→ **What you should do**
Return all the data below as it stands, minus the pictures.
** begin Dataset records **
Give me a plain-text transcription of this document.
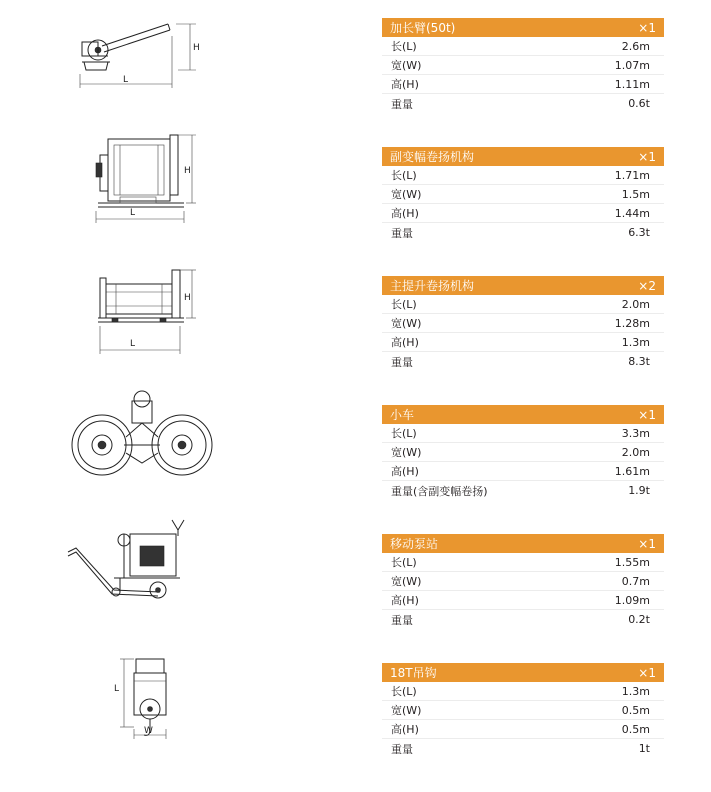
H
L
加长臂(50t)	×1
长(L)	2.6m
宽(W)	1.07m
高(H)	1.11m
重量	0.6t
H
L
副变幅卷扬机构	×1
长(L)	1.71m
宽(W)	1.5m
高(H)	1.44m
重量	6.3t
H
L
主提升卷扬机构	×2
长(L)	2.0m
宽(W)	1.28m
高(H)	1.3m
重量	8.3t
小车	×1
长(L)	3.3m
宽(W)	2.0m
高(H)	1.61m
重量(含副变幅卷扬)	1.9t
移动泵站	×1
长(L)	1.55m
宽(W)	0.7m
高(H)	1.09m
重量	0.2t
L
W
18T吊钩	×1
长(L)	1.3m
宽(W)	0.5m
高(H)	0.5m
重量	1t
** end Dataset records **
→ **Answer to this task**
Give me a plain-text transcription of this document.
H
L
加长臂(50t)	×1
长(L)	2.6m
宽(W)	1.07m
高(H)	1.11m
重量	0.6t
H
L
副变幅卷扬机构	×1
长(L)	1.71m
宽(W)	1.5m
高(H)	1.44m
重量	6.3t
H
L
主提升卷扬机构	×2
长(L)	2.0m
宽(W)	1.28m
高(H)	1.3m
重量	8.3t
小车	×1
长(L)	3.3m
宽(W)	2.0m
高(H)	1.61m
重量(含副变幅卷扬)	1.9t
移动泵站	×1
长(L)	1.55m
宽(W)	0.7m
高(H)	1.09m
重量	0.2t
L
W
18T吊钩	×1
长(L)	1.3m
宽(W)	0.5m
高(H)	0.5m
重量	1t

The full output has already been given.